--- WHAT IS NEEDED ---
Every line below must be reproduced exactly. Copy them all.

Chart and figure data:
══════════

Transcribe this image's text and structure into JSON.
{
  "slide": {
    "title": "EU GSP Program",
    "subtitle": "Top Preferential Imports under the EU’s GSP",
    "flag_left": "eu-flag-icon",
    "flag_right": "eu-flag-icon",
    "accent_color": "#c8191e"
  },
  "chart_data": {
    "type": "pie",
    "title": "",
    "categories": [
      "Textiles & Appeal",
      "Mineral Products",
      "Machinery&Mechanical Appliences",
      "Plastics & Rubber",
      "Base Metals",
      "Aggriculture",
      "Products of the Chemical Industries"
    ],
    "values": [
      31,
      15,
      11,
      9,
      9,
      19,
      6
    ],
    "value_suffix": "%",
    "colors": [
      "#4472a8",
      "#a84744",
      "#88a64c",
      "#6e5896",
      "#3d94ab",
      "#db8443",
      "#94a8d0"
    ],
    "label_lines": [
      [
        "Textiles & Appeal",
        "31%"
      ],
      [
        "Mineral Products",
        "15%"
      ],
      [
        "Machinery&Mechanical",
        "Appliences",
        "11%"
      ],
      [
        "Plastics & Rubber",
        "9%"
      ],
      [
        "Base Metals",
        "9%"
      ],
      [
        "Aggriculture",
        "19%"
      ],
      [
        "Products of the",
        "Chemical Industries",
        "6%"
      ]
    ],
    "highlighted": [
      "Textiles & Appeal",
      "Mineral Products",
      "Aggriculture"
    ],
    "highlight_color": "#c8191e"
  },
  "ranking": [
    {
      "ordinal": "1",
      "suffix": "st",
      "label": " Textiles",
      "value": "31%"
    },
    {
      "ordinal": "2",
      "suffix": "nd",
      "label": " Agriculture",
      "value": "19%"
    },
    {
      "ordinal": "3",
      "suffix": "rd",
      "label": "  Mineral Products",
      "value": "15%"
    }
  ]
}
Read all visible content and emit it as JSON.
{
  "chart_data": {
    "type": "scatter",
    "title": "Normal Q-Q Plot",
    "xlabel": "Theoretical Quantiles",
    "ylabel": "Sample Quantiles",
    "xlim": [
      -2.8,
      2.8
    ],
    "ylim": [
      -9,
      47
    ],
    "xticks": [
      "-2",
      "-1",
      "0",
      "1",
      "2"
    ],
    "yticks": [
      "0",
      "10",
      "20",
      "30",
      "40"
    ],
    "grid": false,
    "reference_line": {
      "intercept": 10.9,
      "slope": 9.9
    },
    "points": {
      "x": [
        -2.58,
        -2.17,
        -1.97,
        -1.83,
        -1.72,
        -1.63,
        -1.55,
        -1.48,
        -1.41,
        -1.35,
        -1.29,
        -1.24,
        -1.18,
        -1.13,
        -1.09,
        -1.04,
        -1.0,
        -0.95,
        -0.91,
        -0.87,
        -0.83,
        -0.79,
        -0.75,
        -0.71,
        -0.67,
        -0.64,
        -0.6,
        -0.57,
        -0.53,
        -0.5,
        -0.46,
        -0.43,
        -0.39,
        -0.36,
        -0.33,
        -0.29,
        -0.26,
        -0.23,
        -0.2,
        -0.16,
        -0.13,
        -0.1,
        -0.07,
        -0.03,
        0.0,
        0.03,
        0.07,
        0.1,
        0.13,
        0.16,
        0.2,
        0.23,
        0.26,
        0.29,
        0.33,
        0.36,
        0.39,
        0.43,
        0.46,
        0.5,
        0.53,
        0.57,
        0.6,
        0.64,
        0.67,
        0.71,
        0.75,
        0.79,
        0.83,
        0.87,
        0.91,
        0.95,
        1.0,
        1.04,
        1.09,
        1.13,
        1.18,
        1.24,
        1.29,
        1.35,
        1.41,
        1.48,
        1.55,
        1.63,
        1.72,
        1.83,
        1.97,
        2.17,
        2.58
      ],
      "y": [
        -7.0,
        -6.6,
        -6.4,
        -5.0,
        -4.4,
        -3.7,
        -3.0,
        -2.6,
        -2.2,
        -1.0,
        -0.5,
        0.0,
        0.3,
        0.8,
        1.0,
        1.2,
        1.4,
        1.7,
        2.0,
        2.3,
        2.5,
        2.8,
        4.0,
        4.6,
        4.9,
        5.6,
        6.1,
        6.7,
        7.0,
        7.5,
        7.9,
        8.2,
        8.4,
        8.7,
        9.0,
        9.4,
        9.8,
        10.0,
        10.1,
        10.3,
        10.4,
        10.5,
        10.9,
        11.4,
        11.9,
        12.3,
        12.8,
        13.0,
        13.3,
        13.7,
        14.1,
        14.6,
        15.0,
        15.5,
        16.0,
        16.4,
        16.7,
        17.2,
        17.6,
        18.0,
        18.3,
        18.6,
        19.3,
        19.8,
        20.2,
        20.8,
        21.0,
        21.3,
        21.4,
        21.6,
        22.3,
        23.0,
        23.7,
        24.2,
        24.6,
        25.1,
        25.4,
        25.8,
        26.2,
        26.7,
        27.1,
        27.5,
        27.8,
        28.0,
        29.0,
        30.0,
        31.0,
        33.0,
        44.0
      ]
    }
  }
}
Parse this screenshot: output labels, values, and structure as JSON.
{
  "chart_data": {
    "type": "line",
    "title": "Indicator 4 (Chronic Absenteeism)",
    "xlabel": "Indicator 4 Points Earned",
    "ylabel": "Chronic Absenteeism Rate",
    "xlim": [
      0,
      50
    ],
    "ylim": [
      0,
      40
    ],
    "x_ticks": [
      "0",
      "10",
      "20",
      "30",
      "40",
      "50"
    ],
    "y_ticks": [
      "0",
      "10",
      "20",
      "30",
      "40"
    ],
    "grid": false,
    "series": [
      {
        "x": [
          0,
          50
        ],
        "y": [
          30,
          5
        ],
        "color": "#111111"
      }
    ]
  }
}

══════════

--- ANSWER TO THE PROBLEM ---
Transcribe this image's text and structure into JSON.
{
  "slide": {
    "title": "EU GSP Program",
    "subtitle": "Top Preferential Imports under the EU’s GSP",
    "flag_left": "eu-flag-icon",
    "flag_right": "eu-flag-icon",
    "accent_color": "#c8191e"
  },
  "chart_data": {
    "type": "pie",
    "title": "",
    "categories": [
      "Textiles & Appeal",
      "Mineral Products",
      "Machinery&Mechanical Appliences",
      "Plastics & Rubber",
      "Base Metals",
      "Aggriculture",
      "Products of the Chemical Industries"
    ],
    "values": [
      31,
      15,
      11,
      9,
      9,
      19,
      6
    ],
    "value_suffix": "%",
    "colors": [
      "#4472a8",
      "#a84744",
      "#88a64c",
      "#6e5896",
      "#3d94ab",
      "#db8443",
      "#94a8d0"
    ],
    "label_lines": [
      [
        "Textiles & Appeal",
        "31%"
      ],
      [
        "Mineral Products",
        "15%"
      ],
      [
        "Machinery&Mechanical",
        "Appliences",
        "11%"
      ],
      [
        "Plastics & Rubber",
        "9%"
      ],
      [
        "Base Metals",
        "9%"
      ],
      [
        "Aggriculture",
        "19%"
      ],
      [
        "Products of the",
        "Chemical Industries",
        "6%"
      ]
    ],
    "highlighted": [
      "Textiles & Appeal",
      "Mineral Products",
      "Aggriculture"
    ],
    "highlight_color": "#c8191e"
  },
  "ranking": [
    {
      "ordinal": "1",
      "suffix": "st",
      "label": " Textiles",
      "value": "31%"
    },
    {
      "ordinal": "2",
      "suffix": "nd",
      "label": " Agriculture",
      "value": "19%"
    },
    {
      "ordinal": "3",
      "suffix": "rd",
      "label": "  Mineral Products",
      "value": "15%"
    }
  ]
}
Read all visible content and emit it as JSON.
{
  "chart_data": {
    "type": "scatter",
    "title": "Normal Q-Q Plot",
    "xlabel": "Theoretical Quantiles",
    "ylabel": "Sample Quantiles",
    "xlim": [
      -2.8,
      2.8
    ],
    "ylim": [
      -9,
      47
    ],
    "xticks": [
      "-2",
      "-1",
      "0",
      "1",
      "2"
    ],
    "yticks": [
      "0",
      "10",
      "20",
      "30",
      "40"
    ],
    "grid": false,
    "reference_line": {
      "intercept": 10.9,
      "slope": 9.9
    },
    "points": {
      "x": [
        -2.58,
        -2.17,
        -1.97,
        -1.83,
        -1.72,
        -1.63,
        -1.55,
        -1.48,
        -1.41,
        -1.35,
        -1.29,
        -1.24,
        -1.18,
        -1.13,
        -1.09,
        -1.04,
        -1.0,
        -0.95,
        -0.91,
        -0.87,
        -0.83,
        -0.79,
        -0.75,
        -0.71,
        -0.67,
        -0.64,
        -0.6,
        -0.57,
        -0.53,
        -0.5,
        -0.46,
        -0.43,
        -0.39,
        -0.36,
        -0.33,
        -0.29,
        -0.26,
        -0.23,
        -0.2,
        -0.16,
        -0.13,
        -0.1,
        -0.07,
        -0.03,
        0.0,
        0.03,
        0.07,
        0.1,
        0.13,
        0.16,
        0.2,
        0.23,
        0.26,
        0.29,
        0.33,
        0.36,
        0.39,
        0.43,
        0.46,
        0.5,
        0.53,
        0.57,
        0.6,
        0.64,
        0.67,
        0.71,
        0.75,
        0.79,
        0.83,
        0.87,
        0.91,
        0.95,
        1.0,
        1.04,
        1.09,
        1.13,
        1.18,
        1.24,
        1.29,
        1.35,
        1.41,
        1.48,
        1.55,
        1.63,
        1.72,
        1.83,
        1.97,
        2.17,
        2.58
      ],
      "y": [
        -7.0,
        -6.6,
        -6.4,
        -5.0,
        -4.4,
        -3.7,
        -3.0,
        -2.6,
        -2.2,
        -1.0,
        -0.5,
        0.0,
        0.3,
        0.8,
        1.0,
        1.2,
        1.4,
        1.7,
        2.0,
        2.3,
        2.5,
        2.8,
        4.0,
        4.6,
        4.9,
        5.6,
        6.1,
        6.7,
        7.0,
        7.5,
        7.9,
        8.2,
        8.4,
        8.7,
        9.0,
        9.4,
        9.8,
        10.0,
        10.1,
        10.3,
        10.4,
        10.5,
        10.9,
        11.4,
        11.9,
        12.3,
        12.8,
        13.0,
        13.3,
        13.7,
        14.1,
        14.6,
        15.0,
        15.5,
        16.0,
        16.4,
        16.7,
        17.2,
        17.6,
        18.0,
        18.3,
        18.6,
        19.3,
        19.8,
        20.2,
        20.8,
        21.0,
        21.3,
        21.4,
        21.6,
        22.3,
        23.0,
        23.7,
        24.2,
        24.6,
        25.1,
        25.4,
        25.8,
        26.2,
        26.7,
        27.1,
        27.5,
        27.8,
        28.0,
        29.0,
        30.0,
        31.0,
        33.0,
        44.0
      ]
    }
  }
}
Parse this screenshot: output labels, values, and structure as JSON.
{
  "chart_data": {
    "type": "line",
    "title": "Indicator 4 (Chronic Absenteeism)",
    "xlabel": "Indicator 4 Points Earned",
    "ylabel": "Chronic Absenteeism Rate",
    "xlim": [
      0,
      50
    ],
    "ylim": [
      0,
      40
    ],
    "x_ticks": [
      "0",
      "10",
      "20",
      "30",
      "40",
      "50"
    ],
    "y_ticks": [
      "0",
      "10",
      "20",
      "30",
      "40"
    ],
    "grid": false,
    "series": [
      {
        "x": [
          0,
          50
        ],
        "y": [
          30,
          5
        ],
        "color": "#111111"
      }
    ]
  }
}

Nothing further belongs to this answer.